◆ **課題**
高校野球の育成功労賞を扱った文章の続きを、最後の文の後から書き進めなさい。

◆ **引用文**
○ ○ ○ ○
高校野球の発展や育成に尽力した指導者を、日本高校野球連盟と朝日新聞社が表彰する「育成功労賞」に、南北海道からは北海を春夏6回の甲子園出場に導いた大西昌美さん(67)、北北海道からは北海道高野連の常務理事を務めた小島誠さん(66)が選ばれた。両氏は15日、選手権大会が開かれている、阪神甲子園球場で表彰された。
元北海監督の大西昌美さん、「教え子たちのおかげ」
大西さんは日本体育大を卒業後、母校の東京・日本学園高で事務職員をしながら、コーチや監督を務め、西東京で好成績を残していた。
同じ頃、甲子園での勝利から遠ざかっていた北海から指導者にと声がかかり、体育教員として採用された。コーチを経て1986年、29歳で監督に。北海では初めての「外様監督」だった。
周囲は敵ばかり。試合で敗れ、観客からビンやカンを投げつけられたことも。
甲子園常連校のプライドを持った選手たちに、まず徹底したのはルールの勉強だ。「そんなことも知らないの?」。ルールを熟知した、頭脳的な野球を浸透させた。守備を鍛え、個々の能力だけに頼った豪快な野球から、チーム力、組織力で戦う集団に変身させた。
監督生活は11年間。1994年夏に30年ぶりに勝つなどベスト8進出が最高戦績。2回戦では、初の北海道勢対決で、砂川北を破った。
当初から40歳で高校野球の現場から退くと決めていた。大学でも指導した後、今では野球とは無縁の生活を送る。愛犬のグレートピレニーズの散歩が楽しみにしている日課だという。
北海の古豪復活の礎を築き、指導者に多くの人材を残した。教え子のひとり、後を託した北海の平川敦監督は2016年、全国選手権準優勝。国際情報の有倉雅史監督、札幌光星の合坂真吾監督らもそうだ。
「教え子が指導者になって頑張ってくれているおかげでもらえた賞」。北海道の地には大西イズムが確かに受け継がれている。(鈴木優香)
○ ○ ○ ○
◆ **項目一覧**

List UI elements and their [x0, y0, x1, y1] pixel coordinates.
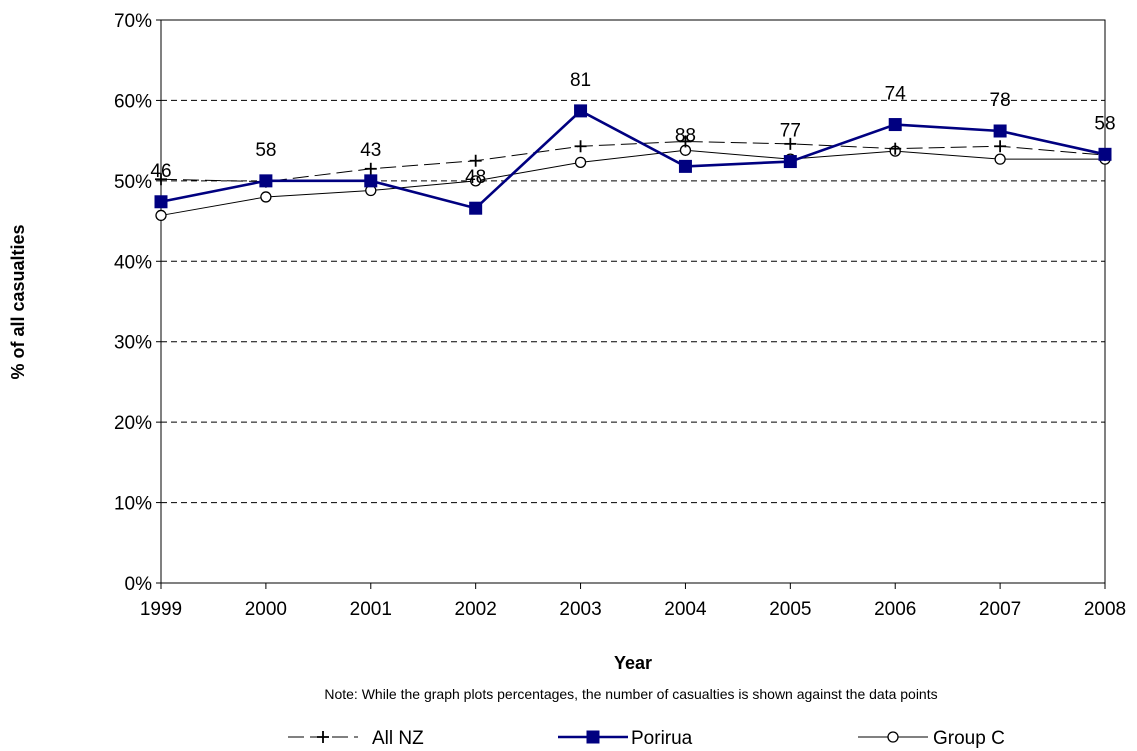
- x-tick-label: 1999: [140, 599, 182, 620]
- data-point: [888, 118, 902, 132]
- y-axis-title: % of all casualties: [8, 224, 28, 379]
- series-line-all-nz: [160, 140, 1106, 183]
- data-point: [679, 135, 692, 148]
- x-tick-label: 2007: [979, 599, 1021, 620]
- legend-label: Group C: [933, 728, 1005, 749]
- legend-label: Porirua: [631, 728, 693, 749]
- data-point: [889, 142, 902, 155]
- data-point: [259, 174, 273, 188]
- data-point: [364, 162, 377, 175]
- y-tick-label: 50%: [114, 172, 152, 193]
- data-point: [155, 209, 167, 222]
- y-tick-label: 60%: [114, 91, 152, 112]
- x-tick-label: 2005: [769, 599, 811, 620]
- plot-area-border: [160, 19, 1106, 584]
- legend-item-group-c: Group C: [858, 728, 1005, 749]
- data-point: [994, 153, 1006, 165]
- data-point: [364, 174, 378, 188]
- y-axis: 0% 10% 20% 30% 40% 50% 60% 70%: [114, 11, 161, 595]
- data-label: 74: [885, 84, 907, 105]
- data-point: [574, 104, 588, 118]
- x-tick-label: 2006: [874, 599, 916, 620]
- data-point: [469, 154, 482, 167]
- series-lines: [160, 109, 1106, 216]
- legend-item-all-nz: All NZ: [288, 728, 424, 749]
- x-axis-title: Year: [614, 653, 652, 673]
- data-label: 43: [360, 140, 381, 161]
- data-label: 46: [150, 161, 171, 182]
- data-label: 77: [780, 121, 801, 142]
- x-tick-label: 2004: [664, 599, 707, 620]
- data-label: 58: [1094, 113, 1115, 134]
- data-point: [993, 124, 1007, 138]
- x-tick-label: 2001: [350, 599, 392, 620]
- data-labels: 46 58 43 48 81 88 77 74 78 58: [150, 70, 1115, 188]
- data-point: [469, 201, 483, 215]
- data-point: [155, 173, 167, 186]
- x-tick-label: 2000: [245, 599, 287, 620]
- legend-marker: [586, 730, 600, 744]
- data-label: 48: [465, 167, 486, 188]
- x-tick-label: 2008: [1084, 599, 1126, 620]
- data-point: [574, 156, 587, 169]
- legend-marker: [887, 731, 899, 743]
- x-axis: 1999 2000 2001 2002 2003 2004 2005 2006 2007 2008: [140, 583, 1126, 620]
- series-markers: [154, 104, 1112, 222]
- data-point: [994, 140, 1007, 153]
- data-label: 88: [675, 125, 696, 146]
- data-label: 58: [255, 140, 276, 161]
- legend-marker: [317, 731, 329, 743]
- legend: All NZ Porirua Group C: [288, 728, 1005, 749]
- data-point: [678, 159, 692, 173]
- y-tick-label: 70%: [114, 11, 152, 32]
- y-tick-label: 40%: [114, 252, 152, 273]
- series-line-porirua: [160, 109, 1106, 210]
- series-line-group-c: [160, 149, 1105, 216]
- data-label: 78: [990, 90, 1011, 111]
- data-point: [574, 140, 587, 153]
- data-point: [470, 175, 482, 187]
- data-point: [260, 191, 272, 203]
- data-label: 81: [570, 70, 591, 91]
- gridlines: [160, 19, 1106, 584]
- x-tick-label: 2002: [455, 599, 497, 620]
- data-point: [154, 195, 168, 209]
- y-tick-label: 20%: [114, 413, 152, 434]
- y-tick-label: 0%: [125, 574, 153, 595]
- y-tick-label: 30%: [114, 333, 152, 354]
- legend-label: All NZ: [372, 728, 424, 749]
- legend-item-porirua: Porirua: [558, 728, 693, 749]
- data-point: [1098, 147, 1112, 161]
- x-tick-label: 2003: [559, 599, 601, 620]
- chart-note: Note: While the graph plots percentages,…: [324, 686, 937, 702]
- data-point: [784, 137, 797, 150]
- y-tick-label: 10%: [114, 494, 152, 515]
- data-point: [783, 155, 797, 169]
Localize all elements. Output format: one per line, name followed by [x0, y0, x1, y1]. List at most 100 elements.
○ ○ ○ ○
◆ **解答**
帯広工元監督・小島誠さん チームワークの前に個人の責任を指導
小島さんは旭川龍谷の2年生だった1975年、三塁手として夏の甲子園の土を踏んだ。同校が3年連続で北北海道大会を制した最後の年。甲子園では、その夏に全国制覇した習志野に敗れたが、最後までくい下がった。
「一生、高校野球に関わりたい」。高校野球の指導者を志し、最初は中学校教諭でスタート。90年に甲子園の出場経験もある帯広工に赴任し、監督となった。
指導では、「チームワーク」という言葉を考えさせることに気を配った。仲間のミスを補い、団結すること自体はいい。だが、その前に与えられた責任を果たすことを求めた。「投手と打者が対決する。団体競技でも野球は極めて個人的なスポーツ。はき違えてほしくなかった」
根っこは野球少年。上から指導するよりも選手と一緒に汗をかいた。毎朝バッティング投手として300~400球を投げ、打球音を通じて選手と対話した。次男の隼さん(現・旭川明成コーチ)と親子鷹で北大会に臨んだこともあった。
帯広工の監督は18年間。2009年に故郷の旭川に戻り、旭川東栄、旭川農では主に部長を務め、同時に北海道高校野球連盟の常務理事として北大会の運営に携わった。
19年に退職後も北大会のボランティアの補助として毎夏、旭川スタルヒン球場に足を運ぶ。その翌年からは試合を中継する地元ケーブルテレビ局の解説者の一人となり、温厚な語り口で球児たちの頑張る姿を伝えている。今年は決勝など4試合を担当した。
ベンチから見るのとは違い、モニター越しだと配球の意味や打者の弱点がわかる。監督の個性や采配の妙も感じて、「自分もあのときこうすればと考えることもありますよ」。冗談まじりに苦笑した。(古源盛一)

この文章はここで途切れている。